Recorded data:
======

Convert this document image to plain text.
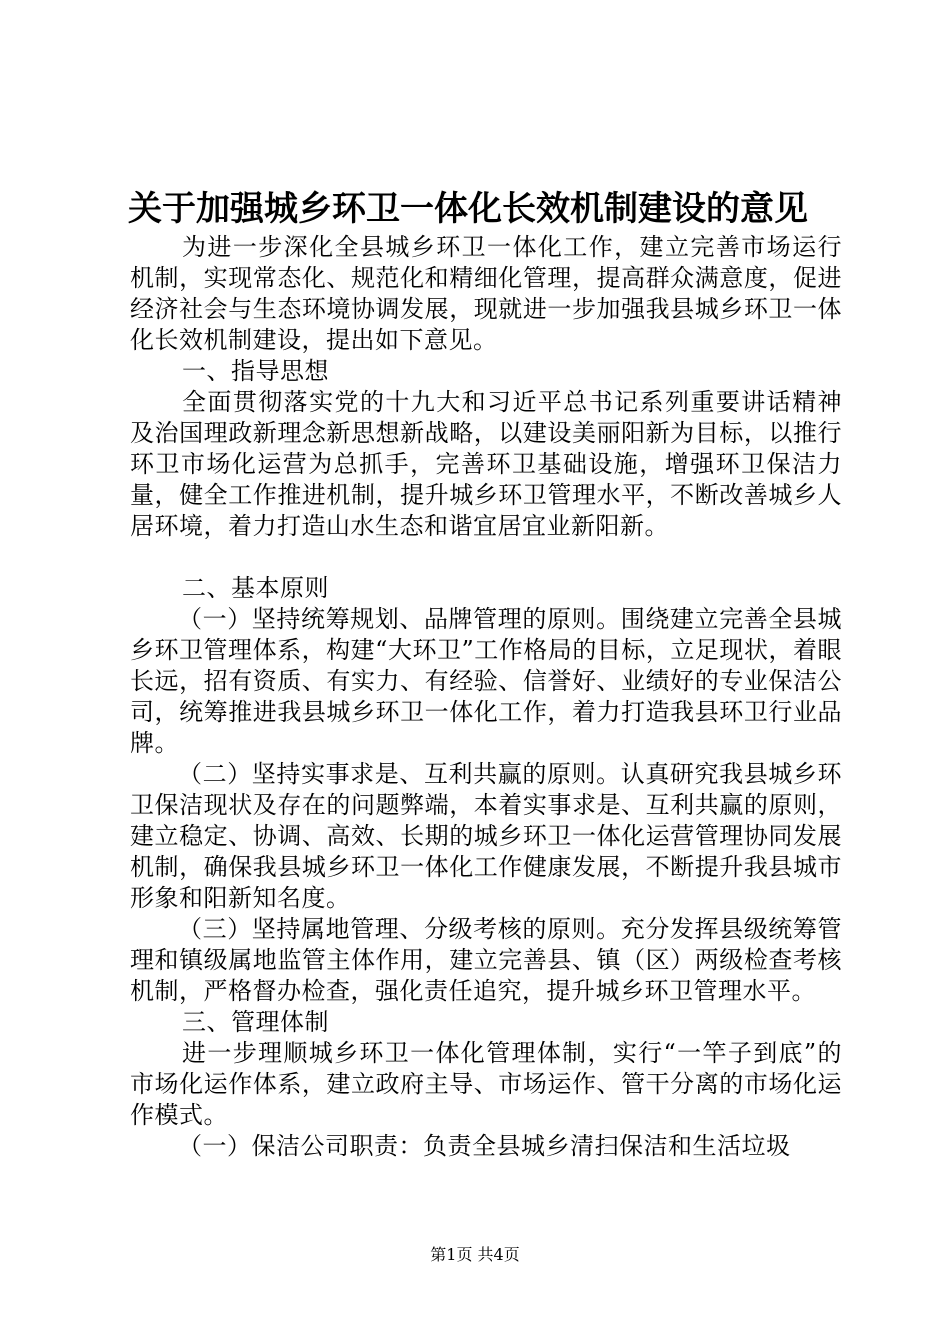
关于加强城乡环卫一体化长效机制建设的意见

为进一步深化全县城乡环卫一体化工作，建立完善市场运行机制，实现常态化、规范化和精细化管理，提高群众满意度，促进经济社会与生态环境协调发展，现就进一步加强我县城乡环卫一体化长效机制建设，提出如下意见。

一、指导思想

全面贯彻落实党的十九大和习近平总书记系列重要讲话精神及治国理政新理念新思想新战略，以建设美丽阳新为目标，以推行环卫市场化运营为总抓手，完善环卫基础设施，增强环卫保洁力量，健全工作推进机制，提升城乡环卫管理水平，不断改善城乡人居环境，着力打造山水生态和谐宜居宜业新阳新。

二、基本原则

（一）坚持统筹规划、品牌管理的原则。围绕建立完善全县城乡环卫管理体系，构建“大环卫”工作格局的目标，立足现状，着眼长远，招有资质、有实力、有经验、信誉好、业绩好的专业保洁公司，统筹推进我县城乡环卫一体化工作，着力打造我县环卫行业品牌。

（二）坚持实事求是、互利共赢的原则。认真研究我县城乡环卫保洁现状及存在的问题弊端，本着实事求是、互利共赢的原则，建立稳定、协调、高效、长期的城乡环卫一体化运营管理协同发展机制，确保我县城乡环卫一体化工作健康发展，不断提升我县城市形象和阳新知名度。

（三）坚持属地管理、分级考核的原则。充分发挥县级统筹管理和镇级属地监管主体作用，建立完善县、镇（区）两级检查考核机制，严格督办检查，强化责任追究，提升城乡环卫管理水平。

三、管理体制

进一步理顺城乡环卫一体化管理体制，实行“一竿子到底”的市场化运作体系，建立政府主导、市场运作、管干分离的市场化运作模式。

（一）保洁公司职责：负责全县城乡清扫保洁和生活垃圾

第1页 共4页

======

WORK TO DO
Every record above should be written out again without change, except that the pictures are left out.

EXPECTED ANSWER
Convert this document image to plain text.
关于加强城乡环卫一体化长效机制建设的意见

为进一步深化全县城乡环卫一体化工作，建立完善市场运行机制，实现常态化、规范化和精细化管理，提高群众满意度，促进经济社会与生态环境协调发展，现就进一步加强我县城乡环卫一体化长效机制建设，提出如下意见。

一、指导思想

全面贯彻落实党的十九大和习近平总书记系列重要讲话精神及治国理政新理念新思想新战略，以建设美丽阳新为目标，以推行环卫市场化运营为总抓手，完善环卫基础设施，增强环卫保洁力量，健全工作推进机制，提升城乡环卫管理水平，不断改善城乡人居环境，着力打造山水生态和谐宜居宜业新阳新。

二、基本原则

（一）坚持统筹规划、品牌管理的原则。围绕建立完善全县城乡环卫管理体系，构建“大环卫”工作格局的目标，立足现状，着眼长远，招有资质、有实力、有经验、信誉好、业绩好的专业保洁公司，统筹推进我县城乡环卫一体化工作，着力打造我县环卫行业品牌。

（二）坚持实事求是、互利共赢的原则。认真研究我县城乡环卫保洁现状及存在的问题弊端，本着实事求是、互利共赢的原则，建立稳定、协调、高效、长期的城乡环卫一体化运营管理协同发展机制，确保我县城乡环卫一体化工作健康发展，不断提升我县城市形象和阳新知名度。

（三）坚持属地管理、分级考核的原则。充分发挥县级统筹管理和镇级属地监管主体作用，建立完善县、镇（区）两级检查考核机制，严格督办检查，强化责任追究，提升城乡环卫管理水平。

三、管理体制

进一步理顺城乡环卫一体化管理体制，实行“一竿子到底”的市场化运作体系，建立政府主导、市场运作、管干分离的市场化运作模式。

（一）保洁公司职责：负责全县城乡清扫保洁和生活垃圾

第1页 共4页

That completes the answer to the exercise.